*Your objective*. Scan the data for "page" and copy the lines it appears in.

Stored entries
☆ ☆ ☆ ☆
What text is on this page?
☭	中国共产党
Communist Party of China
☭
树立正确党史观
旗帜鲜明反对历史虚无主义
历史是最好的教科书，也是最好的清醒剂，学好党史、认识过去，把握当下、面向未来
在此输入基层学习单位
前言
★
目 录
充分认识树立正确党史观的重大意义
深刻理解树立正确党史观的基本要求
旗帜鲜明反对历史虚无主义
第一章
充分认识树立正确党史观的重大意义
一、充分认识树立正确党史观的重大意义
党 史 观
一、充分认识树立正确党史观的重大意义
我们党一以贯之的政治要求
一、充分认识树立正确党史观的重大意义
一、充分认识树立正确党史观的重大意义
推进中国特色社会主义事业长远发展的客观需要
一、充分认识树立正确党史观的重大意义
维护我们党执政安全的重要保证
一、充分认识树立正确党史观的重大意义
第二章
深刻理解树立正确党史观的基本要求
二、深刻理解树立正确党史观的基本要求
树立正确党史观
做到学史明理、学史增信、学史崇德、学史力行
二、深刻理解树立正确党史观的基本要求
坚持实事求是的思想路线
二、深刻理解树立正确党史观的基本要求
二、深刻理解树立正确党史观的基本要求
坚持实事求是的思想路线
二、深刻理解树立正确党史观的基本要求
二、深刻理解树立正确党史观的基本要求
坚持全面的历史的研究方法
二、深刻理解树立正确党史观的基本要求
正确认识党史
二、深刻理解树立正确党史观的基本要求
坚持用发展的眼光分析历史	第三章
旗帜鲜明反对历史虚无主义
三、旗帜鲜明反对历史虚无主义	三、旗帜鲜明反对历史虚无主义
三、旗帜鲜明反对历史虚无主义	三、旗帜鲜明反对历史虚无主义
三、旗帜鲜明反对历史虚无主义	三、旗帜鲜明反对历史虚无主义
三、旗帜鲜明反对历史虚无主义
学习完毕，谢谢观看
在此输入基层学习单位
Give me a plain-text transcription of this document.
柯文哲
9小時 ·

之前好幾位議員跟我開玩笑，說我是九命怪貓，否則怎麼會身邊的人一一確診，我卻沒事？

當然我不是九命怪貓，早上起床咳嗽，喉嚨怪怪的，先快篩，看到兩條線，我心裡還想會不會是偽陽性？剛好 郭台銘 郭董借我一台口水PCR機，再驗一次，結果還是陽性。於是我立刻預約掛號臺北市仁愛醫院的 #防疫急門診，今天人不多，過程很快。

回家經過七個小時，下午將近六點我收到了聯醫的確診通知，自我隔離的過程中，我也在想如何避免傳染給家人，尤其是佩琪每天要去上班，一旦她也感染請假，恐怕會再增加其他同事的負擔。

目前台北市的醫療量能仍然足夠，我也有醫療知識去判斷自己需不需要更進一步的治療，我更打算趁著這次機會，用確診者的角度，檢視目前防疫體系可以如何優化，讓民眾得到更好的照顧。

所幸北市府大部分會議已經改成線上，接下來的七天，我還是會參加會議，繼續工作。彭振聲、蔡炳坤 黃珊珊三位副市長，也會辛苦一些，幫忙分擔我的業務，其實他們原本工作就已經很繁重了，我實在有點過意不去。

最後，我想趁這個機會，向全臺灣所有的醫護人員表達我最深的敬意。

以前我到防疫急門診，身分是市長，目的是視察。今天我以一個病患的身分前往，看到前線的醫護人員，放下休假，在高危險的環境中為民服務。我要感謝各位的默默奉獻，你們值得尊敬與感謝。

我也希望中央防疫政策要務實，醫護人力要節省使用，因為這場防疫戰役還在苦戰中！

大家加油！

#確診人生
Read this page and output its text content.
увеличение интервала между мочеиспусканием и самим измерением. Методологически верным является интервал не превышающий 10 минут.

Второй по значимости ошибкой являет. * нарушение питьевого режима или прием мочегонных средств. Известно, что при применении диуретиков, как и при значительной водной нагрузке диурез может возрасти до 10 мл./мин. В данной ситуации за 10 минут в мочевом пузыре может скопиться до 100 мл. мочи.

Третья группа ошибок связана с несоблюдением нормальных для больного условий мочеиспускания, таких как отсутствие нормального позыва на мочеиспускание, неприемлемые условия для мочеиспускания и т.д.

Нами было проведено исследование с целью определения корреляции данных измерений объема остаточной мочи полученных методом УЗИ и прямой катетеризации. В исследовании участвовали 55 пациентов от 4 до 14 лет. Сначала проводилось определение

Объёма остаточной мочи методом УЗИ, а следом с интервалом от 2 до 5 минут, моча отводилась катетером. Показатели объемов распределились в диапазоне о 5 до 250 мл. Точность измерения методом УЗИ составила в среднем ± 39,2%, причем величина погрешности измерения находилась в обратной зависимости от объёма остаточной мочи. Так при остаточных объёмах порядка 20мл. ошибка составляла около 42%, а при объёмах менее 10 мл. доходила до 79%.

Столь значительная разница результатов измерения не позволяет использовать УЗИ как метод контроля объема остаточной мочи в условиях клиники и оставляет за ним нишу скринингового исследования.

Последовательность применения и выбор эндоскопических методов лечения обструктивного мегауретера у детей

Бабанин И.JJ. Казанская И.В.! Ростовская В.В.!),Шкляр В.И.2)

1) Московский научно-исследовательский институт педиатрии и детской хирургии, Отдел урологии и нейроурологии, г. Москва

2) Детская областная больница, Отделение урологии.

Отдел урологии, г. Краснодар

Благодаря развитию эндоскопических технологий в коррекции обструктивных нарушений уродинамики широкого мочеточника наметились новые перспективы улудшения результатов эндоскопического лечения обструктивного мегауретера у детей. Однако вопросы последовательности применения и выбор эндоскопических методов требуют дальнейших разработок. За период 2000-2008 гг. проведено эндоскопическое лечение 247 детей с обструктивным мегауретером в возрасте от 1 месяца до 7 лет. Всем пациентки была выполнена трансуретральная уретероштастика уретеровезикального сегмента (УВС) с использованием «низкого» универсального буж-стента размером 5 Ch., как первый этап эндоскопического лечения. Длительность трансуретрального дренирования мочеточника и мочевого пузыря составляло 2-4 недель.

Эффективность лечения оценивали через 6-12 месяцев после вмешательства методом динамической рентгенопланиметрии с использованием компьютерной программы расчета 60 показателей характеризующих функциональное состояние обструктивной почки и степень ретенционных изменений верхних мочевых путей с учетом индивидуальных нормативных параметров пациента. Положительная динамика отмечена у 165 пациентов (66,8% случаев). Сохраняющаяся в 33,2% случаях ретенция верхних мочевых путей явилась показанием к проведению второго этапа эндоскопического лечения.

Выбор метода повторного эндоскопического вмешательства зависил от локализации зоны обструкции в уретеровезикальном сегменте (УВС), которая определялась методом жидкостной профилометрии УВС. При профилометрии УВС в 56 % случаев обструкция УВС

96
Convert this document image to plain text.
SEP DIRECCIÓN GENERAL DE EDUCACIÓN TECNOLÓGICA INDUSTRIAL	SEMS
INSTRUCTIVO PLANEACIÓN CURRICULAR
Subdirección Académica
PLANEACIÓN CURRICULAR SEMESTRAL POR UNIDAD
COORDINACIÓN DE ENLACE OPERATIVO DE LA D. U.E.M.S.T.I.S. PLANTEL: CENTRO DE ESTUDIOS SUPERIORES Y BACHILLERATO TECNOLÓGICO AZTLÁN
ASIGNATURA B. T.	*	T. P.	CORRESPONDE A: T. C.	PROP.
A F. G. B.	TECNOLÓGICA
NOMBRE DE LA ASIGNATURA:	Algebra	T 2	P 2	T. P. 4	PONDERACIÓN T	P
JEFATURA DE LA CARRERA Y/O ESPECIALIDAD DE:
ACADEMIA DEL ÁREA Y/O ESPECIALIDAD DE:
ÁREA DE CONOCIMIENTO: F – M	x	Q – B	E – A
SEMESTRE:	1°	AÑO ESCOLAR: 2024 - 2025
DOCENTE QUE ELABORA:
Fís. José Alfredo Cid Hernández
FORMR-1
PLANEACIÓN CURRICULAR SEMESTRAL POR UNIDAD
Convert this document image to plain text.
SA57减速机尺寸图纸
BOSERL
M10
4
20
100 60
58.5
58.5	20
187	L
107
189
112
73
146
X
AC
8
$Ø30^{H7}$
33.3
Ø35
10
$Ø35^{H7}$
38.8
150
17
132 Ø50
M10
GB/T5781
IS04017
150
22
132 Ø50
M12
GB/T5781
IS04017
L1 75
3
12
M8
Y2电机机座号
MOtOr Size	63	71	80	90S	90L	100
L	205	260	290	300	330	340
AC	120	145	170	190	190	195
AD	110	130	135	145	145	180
☆ ☆ ☆ ☆
*Result for this exercise*.
What text is on this page?
Read this page and output its text content.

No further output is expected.